To do:
Each entry must be reproduced precisely as it stands.

Records for processing:
● ● ● ● ●
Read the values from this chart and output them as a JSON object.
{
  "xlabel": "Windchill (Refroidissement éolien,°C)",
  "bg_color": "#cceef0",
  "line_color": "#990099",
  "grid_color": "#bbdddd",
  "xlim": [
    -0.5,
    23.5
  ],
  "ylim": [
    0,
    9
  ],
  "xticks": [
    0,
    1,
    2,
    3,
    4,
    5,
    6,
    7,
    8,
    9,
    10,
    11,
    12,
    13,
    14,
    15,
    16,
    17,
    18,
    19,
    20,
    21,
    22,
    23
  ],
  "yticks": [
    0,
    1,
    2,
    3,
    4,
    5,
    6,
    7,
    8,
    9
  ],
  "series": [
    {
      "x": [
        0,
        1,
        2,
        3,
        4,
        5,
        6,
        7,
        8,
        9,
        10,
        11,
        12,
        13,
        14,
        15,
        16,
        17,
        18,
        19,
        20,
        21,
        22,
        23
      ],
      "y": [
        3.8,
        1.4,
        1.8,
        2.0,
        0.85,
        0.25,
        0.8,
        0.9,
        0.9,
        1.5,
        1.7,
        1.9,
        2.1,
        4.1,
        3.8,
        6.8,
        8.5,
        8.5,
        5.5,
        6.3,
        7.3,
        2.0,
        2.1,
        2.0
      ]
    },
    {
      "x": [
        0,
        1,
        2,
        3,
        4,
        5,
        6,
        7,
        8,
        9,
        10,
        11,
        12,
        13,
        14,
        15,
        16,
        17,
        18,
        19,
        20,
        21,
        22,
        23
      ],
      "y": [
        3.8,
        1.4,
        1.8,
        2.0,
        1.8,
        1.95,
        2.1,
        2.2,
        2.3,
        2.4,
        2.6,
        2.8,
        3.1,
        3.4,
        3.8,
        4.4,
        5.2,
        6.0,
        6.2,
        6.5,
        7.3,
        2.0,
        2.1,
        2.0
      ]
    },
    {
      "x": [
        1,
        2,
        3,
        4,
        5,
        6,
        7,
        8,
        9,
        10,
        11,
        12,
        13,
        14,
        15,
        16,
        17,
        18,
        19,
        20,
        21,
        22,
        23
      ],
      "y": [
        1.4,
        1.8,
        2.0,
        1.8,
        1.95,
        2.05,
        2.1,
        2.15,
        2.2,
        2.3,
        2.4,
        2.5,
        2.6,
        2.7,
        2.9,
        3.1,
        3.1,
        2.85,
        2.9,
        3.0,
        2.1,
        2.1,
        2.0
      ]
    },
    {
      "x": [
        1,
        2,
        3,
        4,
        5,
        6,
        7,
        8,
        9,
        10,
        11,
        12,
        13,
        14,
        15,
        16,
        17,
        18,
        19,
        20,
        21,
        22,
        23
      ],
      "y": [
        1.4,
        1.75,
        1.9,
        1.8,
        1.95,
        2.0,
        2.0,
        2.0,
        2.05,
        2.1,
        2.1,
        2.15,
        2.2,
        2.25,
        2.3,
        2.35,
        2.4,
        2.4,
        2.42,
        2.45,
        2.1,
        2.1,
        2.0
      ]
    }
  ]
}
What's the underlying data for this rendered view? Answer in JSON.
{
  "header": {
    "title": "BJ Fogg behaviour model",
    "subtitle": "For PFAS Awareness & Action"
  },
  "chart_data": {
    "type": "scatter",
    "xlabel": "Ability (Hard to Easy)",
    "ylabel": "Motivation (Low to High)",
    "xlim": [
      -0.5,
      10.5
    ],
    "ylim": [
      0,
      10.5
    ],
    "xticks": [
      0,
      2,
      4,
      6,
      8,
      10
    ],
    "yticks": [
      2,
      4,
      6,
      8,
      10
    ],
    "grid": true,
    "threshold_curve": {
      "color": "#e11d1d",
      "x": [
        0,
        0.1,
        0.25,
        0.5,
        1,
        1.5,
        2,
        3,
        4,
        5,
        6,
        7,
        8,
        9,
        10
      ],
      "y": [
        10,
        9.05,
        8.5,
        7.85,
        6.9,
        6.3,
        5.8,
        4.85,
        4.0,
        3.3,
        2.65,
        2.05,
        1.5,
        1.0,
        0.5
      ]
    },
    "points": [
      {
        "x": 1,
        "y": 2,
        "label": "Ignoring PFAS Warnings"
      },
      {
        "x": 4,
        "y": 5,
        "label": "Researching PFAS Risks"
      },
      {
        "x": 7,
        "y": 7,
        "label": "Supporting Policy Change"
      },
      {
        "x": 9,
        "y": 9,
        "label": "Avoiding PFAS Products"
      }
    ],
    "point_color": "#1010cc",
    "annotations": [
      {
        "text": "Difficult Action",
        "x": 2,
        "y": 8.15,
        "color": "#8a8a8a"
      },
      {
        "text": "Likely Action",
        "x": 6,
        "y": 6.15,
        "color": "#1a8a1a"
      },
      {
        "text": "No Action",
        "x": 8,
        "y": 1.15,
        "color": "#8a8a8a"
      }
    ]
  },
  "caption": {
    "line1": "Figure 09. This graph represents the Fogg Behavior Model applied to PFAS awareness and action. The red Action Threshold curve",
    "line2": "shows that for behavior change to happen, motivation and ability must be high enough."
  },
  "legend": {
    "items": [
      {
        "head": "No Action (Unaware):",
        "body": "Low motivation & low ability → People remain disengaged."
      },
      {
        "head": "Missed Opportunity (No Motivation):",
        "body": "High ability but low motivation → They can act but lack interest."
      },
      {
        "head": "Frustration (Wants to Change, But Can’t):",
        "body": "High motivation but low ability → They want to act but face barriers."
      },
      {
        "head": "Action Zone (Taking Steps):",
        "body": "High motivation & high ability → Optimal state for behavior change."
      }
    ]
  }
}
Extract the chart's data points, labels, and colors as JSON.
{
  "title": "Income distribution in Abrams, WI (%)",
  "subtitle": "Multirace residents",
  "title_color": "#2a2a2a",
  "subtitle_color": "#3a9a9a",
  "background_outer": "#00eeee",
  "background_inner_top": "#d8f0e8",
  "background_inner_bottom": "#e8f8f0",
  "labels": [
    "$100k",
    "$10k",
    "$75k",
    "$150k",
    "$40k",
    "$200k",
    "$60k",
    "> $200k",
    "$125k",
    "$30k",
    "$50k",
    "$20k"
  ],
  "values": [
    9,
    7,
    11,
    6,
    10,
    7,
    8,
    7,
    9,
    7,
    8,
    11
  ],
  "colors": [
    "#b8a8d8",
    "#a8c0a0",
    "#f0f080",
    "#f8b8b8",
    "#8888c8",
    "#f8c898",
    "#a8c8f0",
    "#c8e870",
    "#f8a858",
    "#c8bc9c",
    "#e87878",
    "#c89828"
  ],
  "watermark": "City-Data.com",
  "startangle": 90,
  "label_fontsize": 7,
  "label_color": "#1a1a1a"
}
● ● ● ● ●
Response to this task:
Read the values from this chart and output them as a JSON object.
{
  "xlabel": "Windchill (Refroidissement éolien,°C)",
  "bg_color": "#cceef0",
  "line_color": "#990099",
  "grid_color": "#bbdddd",
  "xlim": [
    -0.5,
    23.5
  ],
  "ylim": [
    0,
    9
  ],
  "xticks": [
    0,
    1,
    2,
    3,
    4,
    5,
    6,
    7,
    8,
    9,
    10,
    11,
    12,
    13,
    14,
    15,
    16,
    17,
    18,
    19,
    20,
    21,
    22,
    23
  ],
  "yticks": [
    0,
    1,
    2,
    3,
    4,
    5,
    6,
    7,
    8,
    9
  ],
  "series": [
    {
      "x": [
        0,
        1,
        2,
        3,
        4,
        5,
        6,
        7,
        8,
        9,
        10,
        11,
        12,
        13,
        14,
        15,
        16,
        17,
        18,
        19,
        20,
        21,
        22,
        23
      ],
      "y": [
        3.8,
        1.4,
        1.8,
        2.0,
        0.85,
        0.25,
        0.8,
        0.9,
        0.9,
        1.5,
        1.7,
        1.9,
        2.1,
        4.1,
        3.8,
        6.8,
        8.5,
        8.5,
        5.5,
        6.3,
        7.3,
        2.0,
        2.1,
        2.0
      ]
    },
    {
      "x": [
        0,
        1,
        2,
        3,
        4,
        5,
        6,
        7,
        8,
        9,
        10,
        11,
        12,
        13,
        14,
        15,
        16,
        17,
        18,
        19,
        20,
        21,
        22,
        23
      ],
      "y": [
        3.8,
        1.4,
        1.8,
        2.0,
        1.8,
        1.95,
        2.1,
        2.2,
        2.3,
        2.4,
        2.6,
        2.8,
        3.1,
        3.4,
        3.8,
        4.4,
        5.2,
        6.0,
        6.2,
        6.5,
        7.3,
        2.0,
        2.1,
        2.0
      ]
    },
    {
      "x": [
        1,
        2,
        3,
        4,
        5,
        6,
        7,
        8,
        9,
        10,
        11,
        12,
        13,
        14,
        15,
        16,
        17,
        18,
        19,
        20,
        21,
        22,
        23
      ],
      "y": [
        1.4,
        1.8,
        2.0,
        1.8,
        1.95,
        2.05,
        2.1,
        2.15,
        2.2,
        2.3,
        2.4,
        2.5,
        2.6,
        2.7,
        2.9,
        3.1,
        3.1,
        2.85,
        2.9,
        3.0,
        2.1,
        2.1,
        2.0
      ]
    },
    {
      "x": [
        1,
        2,
        3,
        4,
        5,
        6,
        7,
        8,
        9,
        10,
        11,
        12,
        13,
        14,
        15,
        16,
        17,
        18,
        19,
        20,
        21,
        22,
        23
      ],
      "y": [
        1.4,
        1.75,
        1.9,
        1.8,
        1.95,
        2.0,
        2.0,
        2.0,
        2.05,
        2.1,
        2.1,
        2.15,
        2.2,
        2.25,
        2.3,
        2.35,
        2.4,
        2.4,
        2.42,
        2.45,
        2.1,
        2.1,
        2.0
      ]
    }
  ]
}
What's the underlying data for this rendered view? Answer in JSON.
{
  "header": {
    "title": "BJ Fogg behaviour model",
    "subtitle": "For PFAS Awareness & Action"
  },
  "chart_data": {
    "type": "scatter",
    "xlabel": "Ability (Hard to Easy)",
    "ylabel": "Motivation (Low to High)",
    "xlim": [
      -0.5,
      10.5
    ],
    "ylim": [
      0,
      10.5
    ],
    "xticks": [
      0,
      2,
      4,
      6,
      8,
      10
    ],
    "yticks": [
      2,
      4,
      6,
      8,
      10
    ],
    "grid": true,
    "threshold_curve": {
      "color": "#e11d1d",
      "x": [
        0,
        0.1,
        0.25,
        0.5,
        1,
        1.5,
        2,
        3,
        4,
        5,
        6,
        7,
        8,
        9,
        10
      ],
      "y": [
        10,
        9.05,
        8.5,
        7.85,
        6.9,
        6.3,
        5.8,
        4.85,
        4.0,
        3.3,
        2.65,
        2.05,
        1.5,
        1.0,
        0.5
      ]
    },
    "points": [
      {
        "x": 1,
        "y": 2,
        "label": "Ignoring PFAS Warnings"
      },
      {
        "x": 4,
        "y": 5,
        "label": "Researching PFAS Risks"
      },
      {
        "x": 7,
        "y": 7,
        "label": "Supporting Policy Change"
      },
      {
        "x": 9,
        "y": 9,
        "label": "Avoiding PFAS Products"
      }
    ],
    "point_color": "#1010cc",
    "annotations": [
      {
        "text": "Difficult Action",
        "x": 2,
        "y": 8.15,
        "color": "#8a8a8a"
      },
      {
        "text": "Likely Action",
        "x": 6,
        "y": 6.15,
        "color": "#1a8a1a"
      },
      {
        "text": "No Action",
        "x": 8,
        "y": 1.15,
        "color": "#8a8a8a"
      }
    ]
  },
  "caption": {
    "line1": "Figure 09. This graph represents the Fogg Behavior Model applied to PFAS awareness and action. The red Action Threshold curve",
    "line2": "shows that for behavior change to happen, motivation and ability must be high enough."
  },
  "legend": {
    "items": [
      {
        "head": "No Action (Unaware):",
        "body": "Low motivation & low ability → People remain disengaged."
      },
      {
        "head": "Missed Opportunity (No Motivation):",
        "body": "High ability but low motivation → They can act but lack interest."
      },
      {
        "head": "Frustration (Wants to Change, But Can’t):",
        "body": "High motivation but low ability → They want to act but face barriers."
      },
      {
        "head": "Action Zone (Taking Steps):",
        "body": "High motivation & high ability → Optimal state for behavior change."
      }
    ]
  }
}
Extract the chart's data points, labels, and colors as JSON.
{
  "title": "Income distribution in Abrams, WI (%)",
  "subtitle": "Multirace residents",
  "title_color": "#2a2a2a",
  "subtitle_color": "#3a9a9a",
  "background_outer": "#00eeee",
  "background_inner_top": "#d8f0e8",
  "background_inner_bottom": "#e8f8f0",
  "labels": [
    "$100k",
    "$10k",
    "$75k",
    "$150k",
    "$40k",
    "$200k",
    "$60k",
    "> $200k",
    "$125k",
    "$30k",
    "$50k",
    "$20k"
  ],
  "values": [
    9,
    7,
    11,
    6,
    10,
    7,
    8,
    7,
    9,
    7,
    8,
    11
  ],
  "colors": [
    "#b8a8d8",
    "#a8c0a0",
    "#f0f080",
    "#f8b8b8",
    "#8888c8",
    "#f8c898",
    "#a8c8f0",
    "#c8e870",
    "#f8a858",
    "#c8bc9c",
    "#e87878",
    "#c89828"
  ],
  "watermark": "City-Data.com",
  "startangle": 90,
  "label_fontsize": 7,
  "label_color": "#1a1a1a"
}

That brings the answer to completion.